═════ Task material
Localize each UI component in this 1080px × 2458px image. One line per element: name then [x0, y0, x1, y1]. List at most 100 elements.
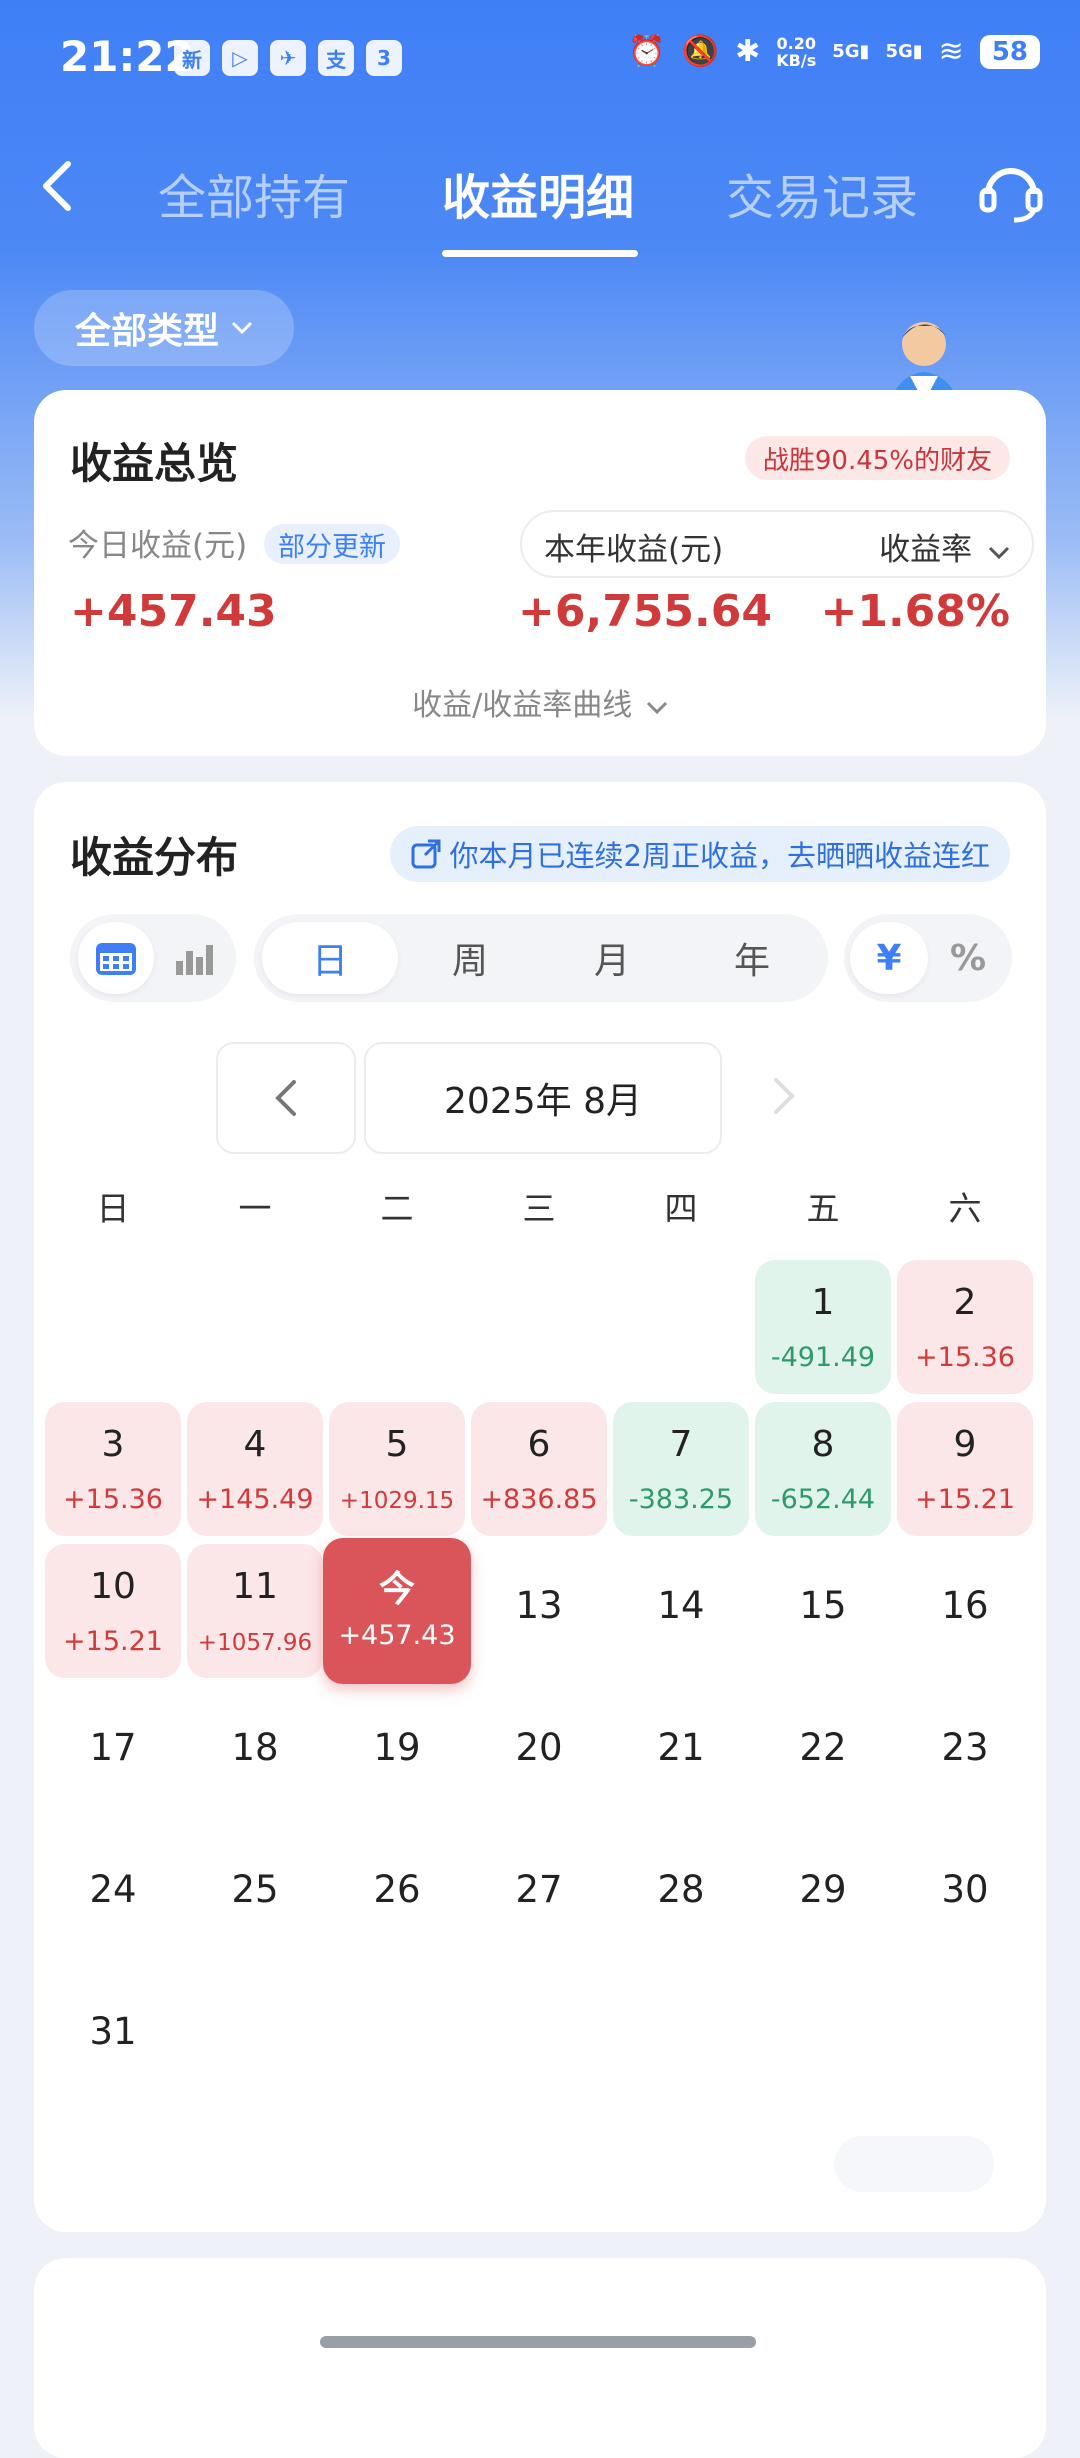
tab-transaction-records[interactable]: 交易记录: [726, 158, 918, 228]
period-month[interactable]: 月: [544, 922, 680, 994]
day-earnings: +1029.15: [339, 1488, 455, 1514]
day-number: 1: [811, 1282, 835, 1323]
period-week[interactable]: 周: [402, 922, 538, 994]
calendar-day[interactable]: 1 -491.49: [755, 1260, 891, 1394]
calendar-day[interactable]: 2 +15.36: [897, 1260, 1033, 1394]
day-earnings: +15.21: [915, 1484, 1015, 1515]
day-number: 27: [515, 1868, 563, 1911]
tab-all-holdings[interactable]: 全部持有: [158, 158, 350, 228]
calendar-day[interactable]: 7 -383.25: [613, 1402, 749, 1536]
calendar-day[interactable]: 27: [471, 1828, 607, 1962]
period-day[interactable]: 日: [262, 922, 398, 994]
return-rate-value: +1.68%: [820, 586, 1010, 637]
wifi-icon: ≋: [938, 34, 964, 69]
tab-earnings-detail[interactable]: 收益明细: [442, 158, 634, 228]
calendar-day[interactable]: 29: [755, 1828, 891, 1962]
beat-percentage-badge[interactable]: 战胜90.45%的财友: [744, 436, 1010, 480]
weekday-wed: 三: [522, 1189, 556, 1228]
today-earnings-value: +457.43: [70, 586, 277, 637]
rate-dropdown[interactable]: 收益率: [879, 524, 1010, 569]
day-number: 17: [89, 1726, 137, 1769]
calendar-day[interactable]: 31: [45, 1970, 181, 2104]
next-month-button[interactable]: [734, 1042, 834, 1150]
unit-percent[interactable]: %: [930, 922, 1006, 994]
calendar-day[interactable]: 22: [755, 1686, 891, 1820]
day-number: 28: [657, 1868, 705, 1911]
active-tab-indicator: [442, 250, 638, 257]
calendar-day[interactable]: 11 +1057.96: [187, 1544, 323, 1678]
day-earnings: +836.85: [480, 1484, 598, 1515]
period-year[interactable]: 年: [684, 922, 820, 994]
travel-app-icon: ✈: [270, 40, 306, 76]
unit-yuan[interactable]: ¥: [850, 922, 928, 994]
weekday-thu: 四: [664, 1189, 698, 1228]
signal-icon-2: 5G▮: [885, 41, 923, 62]
alipay-icon: 支: [318, 40, 354, 76]
year-earnings-selector[interactable]: 本年收益(元) 收益率: [520, 510, 1034, 578]
day-earnings: +457.43: [338, 1620, 456, 1651]
type-filter-dropdown[interactable]: 全部类型: [34, 290, 294, 366]
calendar-day[interactable]: 23: [897, 1686, 1033, 1820]
calendar-day-today[interactable]: 今 +457.43: [323, 1538, 471, 1684]
day-number: 5: [385, 1424, 409, 1465]
calendar-day[interactable]: 3 +15.36: [45, 1402, 181, 1536]
day-number: 16: [941, 1584, 989, 1627]
period-selector: 日 周 月 年: [254, 914, 828, 1002]
calendar-day[interactable]: 6 +836.85: [471, 1402, 607, 1536]
chevron-left-icon: [275, 1080, 296, 1116]
calendar-day[interactable]: 4 +145.49: [187, 1402, 323, 1536]
day-number: 6: [527, 1424, 551, 1465]
today-earnings-label: 今日收益(元): [68, 528, 248, 564]
calendar-day[interactable]: 10 +15.21: [45, 1544, 181, 1678]
current-month-label[interactable]: 2025年 8月: [364, 1042, 722, 1154]
earnings-interpretation-card: [34, 2258, 1046, 2458]
calendar-day[interactable]: 17: [45, 1686, 181, 1820]
calendar-day[interactable]: 14: [613, 1544, 749, 1678]
calendar-day[interactable]: 19: [329, 1686, 465, 1820]
calendar-day[interactable]: 25: [187, 1828, 323, 1962]
prev-month-button[interactable]: [216, 1042, 356, 1154]
signal-icon: 5G▮: [832, 41, 870, 62]
back-arrow-icon[interactable]: [34, 156, 84, 216]
year-earnings-label: 本年收益(元): [544, 532, 724, 568]
calendar-day[interactable]: 8 -652.44: [755, 1402, 891, 1536]
status-right: ⏰ 🔕 ✱ 0.20 KB/s 5G▮ 5G▮ ≋ 58: [628, 34, 1040, 69]
customer-service-icon[interactable]: [978, 158, 1044, 224]
calendar-day[interactable]: 28: [613, 1828, 749, 1962]
home-indicator: [320, 2336, 756, 2348]
day-number: 今: [378, 1569, 415, 1610]
calendar-day[interactable]: 26: [329, 1828, 465, 1962]
battery-icon: 58: [979, 34, 1040, 69]
calendar-day[interactable]: 30: [897, 1828, 1033, 1962]
calendar-day[interactable]: 5 +1029.15: [329, 1402, 465, 1536]
chevron-right-icon: [774, 1078, 795, 1114]
distribution-title: 收益分布: [70, 833, 239, 882]
bar-chart-icon: [176, 945, 213, 975]
day-number: 15: [799, 1584, 847, 1627]
calendar-day[interactable]: 16: [897, 1544, 1033, 1678]
calendar-day[interactable]: 20: [471, 1686, 607, 1820]
day-earnings: +1057.96: [197, 1630, 313, 1656]
streak-share-banner[interactable]: 你本月已连续2周正收益，去晒晒收益连红: [389, 826, 1010, 882]
nfc-icon: 3: [366, 40, 402, 76]
day-earnings: -652.44: [770, 1484, 876, 1515]
calendar-day[interactable]: 9 +15.21: [897, 1402, 1033, 1536]
earnings-curve-link[interactable]: 收益/收益率曲线: [34, 680, 1046, 724]
calendar-day[interactable]: 18: [187, 1686, 323, 1820]
day-number: 10: [90, 1566, 136, 1607]
calendar-day[interactable]: 13: [471, 1544, 607, 1678]
calendar-day[interactable]: 21: [613, 1686, 749, 1820]
day-number: 14: [657, 1584, 705, 1627]
earnings-overview-card: 收益总览 战胜90.45%的财友 今日收益(元) 部分更新 本年收益(元) 收益…: [34, 390, 1046, 756]
weekday-sat: 六: [948, 1189, 982, 1228]
day-number: 9: [953, 1424, 977, 1465]
day-number: 24: [89, 1868, 137, 1911]
day-number: 3: [101, 1424, 125, 1465]
day-earnings: -383.25: [628, 1484, 734, 1515]
calendar-day[interactable]: 24: [45, 1828, 181, 1962]
earnings-distribution-card: 收益分布 你本月已连续2周正收益，去晒晒收益连红 日 周 月 年 ¥ % 202…: [34, 782, 1046, 2232]
calendar-view-button[interactable]: [78, 922, 154, 994]
calendar-day[interactable]: 15: [755, 1544, 891, 1678]
unit-toggle: ¥ %: [844, 914, 1012, 1002]
bar-chart-view-button[interactable]: [156, 922, 232, 994]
══════════
◆ What to do ◆
Copy every line of the entries above, unchanged, but leave out the pictures.

◆ Response to this task ◆
Localize each UI component in this 1080px × 2458px image. One line per element: name then [x0, y0, x1, y1]. List at most 100 elements.
tab-transaction-records[interactable]: 交易记录: [726, 158, 918, 228]
period-month[interactable]: 月: [544, 922, 680, 994]
day-earnings: +1029.15: [339, 1488, 455, 1514]
day-number: 1: [811, 1282, 835, 1323]
period-week[interactable]: 周: [402, 922, 538, 994]
calendar-day[interactable]: 1 -491.49: [755, 1260, 891, 1394]
calendar-day[interactable]: 2 +15.36: [897, 1260, 1033, 1394]
day-earnings: +15.21: [915, 1484, 1015, 1515]
day-number: 27: [515, 1868, 563, 1911]
tab-all-holdings[interactable]: 全部持有: [158, 158, 350, 228]
calendar-day[interactable]: 7 -383.25: [613, 1402, 749, 1536]
calendar-day[interactable]: 27: [471, 1828, 607, 1962]
period-day[interactable]: 日: [262, 922, 398, 994]
return-rate-value: +1.68%: [820, 586, 1010, 637]
wifi-icon: ≋: [938, 34, 964, 69]
tab-earnings-detail[interactable]: 收益明细: [442, 158, 634, 228]
calendar-day[interactable]: 29: [755, 1828, 891, 1962]
beat-percentage-badge[interactable]: 战胜90.45%的财友: [744, 436, 1010, 480]
weekday-wed: 三: [522, 1189, 556, 1228]
today-earnings-value: +457.43: [70, 586, 277, 637]
rate-dropdown[interactable]: 收益率: [879, 524, 1010, 569]
day-number: 17: [89, 1726, 137, 1769]
calendar-day[interactable]: 31: [45, 1970, 181, 2104]
next-month-button[interactable]: [734, 1042, 834, 1150]
unit-percent[interactable]: %: [930, 922, 1006, 994]
calendar-day[interactable]: 22: [755, 1686, 891, 1820]
day-number: 28: [657, 1868, 705, 1911]
active-tab-indicator: [442, 250, 638, 257]
calendar-day[interactable]: 11 +1057.96: [187, 1544, 323, 1678]
day-earnings: +836.85: [480, 1484, 598, 1515]
period-year[interactable]: 年: [684, 922, 820, 994]
travel-app-icon: ✈: [270, 40, 306, 76]
unit-yuan[interactable]: ¥: [850, 922, 928, 994]
weekday-thu: 四: [664, 1189, 698, 1228]
signal-icon-2: 5G▮: [885, 41, 923, 62]
alipay-icon: 支: [318, 40, 354, 76]
year-earnings-selector[interactable]: 本年收益(元) 收益率: [520, 510, 1034, 578]
day-earnings: +457.43: [338, 1620, 456, 1651]
type-filter-dropdown[interactable]: 全部类型: [34, 290, 294, 366]
calendar-day[interactable]: 23: [897, 1686, 1033, 1820]
calendar-day-today[interactable]: 今 +457.43: [323, 1538, 471, 1684]
day-number: 5: [385, 1424, 409, 1465]
calendar-day[interactable]: 3 +15.36: [45, 1402, 181, 1536]
day-number: 16: [941, 1584, 989, 1627]
period-selector: 日 周 月 年: [254, 914, 828, 1002]
calendar-day[interactable]: 6 +836.85: [471, 1402, 607, 1536]
chevron-left-icon: [275, 1080, 296, 1116]
calendar-day[interactable]: 4 +145.49: [187, 1402, 323, 1536]
day-number: 6: [527, 1424, 551, 1465]
today-earnings-label: 今日收益(元): [68, 528, 248, 564]
calendar-day[interactable]: 10 +15.21: [45, 1544, 181, 1678]
current-month-label[interactable]: 2025年 8月: [364, 1042, 722, 1154]
earnings-interpretation-card: [34, 2258, 1046, 2458]
calendar-day[interactable]: 17: [45, 1686, 181, 1820]
calendar-day[interactable]: 14: [613, 1544, 749, 1678]
calendar-day[interactable]: 19: [329, 1686, 465, 1820]
calendar-day[interactable]: 25: [187, 1828, 323, 1962]
prev-month-button[interactable]: [216, 1042, 356, 1154]
signal-icon: 5G▮: [832, 41, 870, 62]
back-arrow-icon[interactable]: [34, 156, 84, 216]
year-earnings-label: 本年收益(元): [544, 532, 724, 568]
calendar-day[interactable]: 8 -652.44: [755, 1402, 891, 1536]
status-right: ⏰ 🔕 ✱ 0.20 KB/s 5G▮ 5G▮ ≋ 58: [628, 34, 1040, 69]
customer-service-icon[interactable]: [978, 158, 1044, 224]
calendar-day[interactable]: 28: [613, 1828, 749, 1962]
home-indicator: [320, 2336, 756, 2348]
day-number: 今: [378, 1569, 415, 1610]
calendar-day[interactable]: 26: [329, 1828, 465, 1962]
battery-icon: 58: [979, 34, 1040, 69]
calendar-day[interactable]: 30: [897, 1828, 1033, 1962]
calendar-day[interactable]: 5 +1029.15: [329, 1402, 465, 1536]
chevron-right-icon: [774, 1078, 795, 1114]
distribution-title: 收益分布: [70, 833, 239, 882]
bar-chart-icon: [176, 945, 213, 975]
day-number: 15: [799, 1584, 847, 1627]
calendar-day[interactable]: 16: [897, 1544, 1033, 1678]
calendar-day[interactable]: 20: [471, 1686, 607, 1820]
day-earnings: +1057.96: [197, 1630, 313, 1656]
streak-share-banner[interactable]: 你本月已连续2周正收益，去晒晒收益连红: [389, 826, 1010, 882]
nfc-icon: 3: [366, 40, 402, 76]
day-earnings: -652.44: [770, 1484, 876, 1515]
calendar-day[interactable]: 9 +15.21: [897, 1402, 1033, 1536]
earnings-curve-link[interactable]: 收益/收益率曲线: [34, 680, 1046, 724]
calendar-day[interactable]: 18: [187, 1686, 323, 1820]
day-number: 10: [90, 1566, 136, 1607]
calendar-day[interactable]: 13: [471, 1544, 607, 1678]
calendar-day[interactable]: 21: [613, 1686, 749, 1820]
day-number: 14: [657, 1584, 705, 1627]
earnings-overview-card: 收益总览 战胜90.45%的财友 今日收益(元) 部分更新 本年收益(元) 收益…: [34, 390, 1046, 756]
weekday-sat: 六: [948, 1189, 982, 1228]
day-number: 9: [953, 1424, 977, 1465]
day-number: 24: [89, 1868, 137, 1911]
day-number: 3: [101, 1424, 125, 1465]
day-earnings: -383.25: [628, 1484, 734, 1515]
calendar-day[interactable]: 24: [45, 1828, 181, 1962]
earnings-distribution-card: 收益分布 你本月已连续2周正收益，去晒晒收益连红 日 周 月 年 ¥ % 202…: [34, 782, 1046, 2232]
calendar-view-button[interactable]: [78, 922, 154, 994]
calendar-day[interactable]: 15: [755, 1544, 891, 1678]
unit-toggle: ¥ %: [844, 914, 1012, 1002]
bar-chart-view-button[interactable]: [156, 922, 232, 994]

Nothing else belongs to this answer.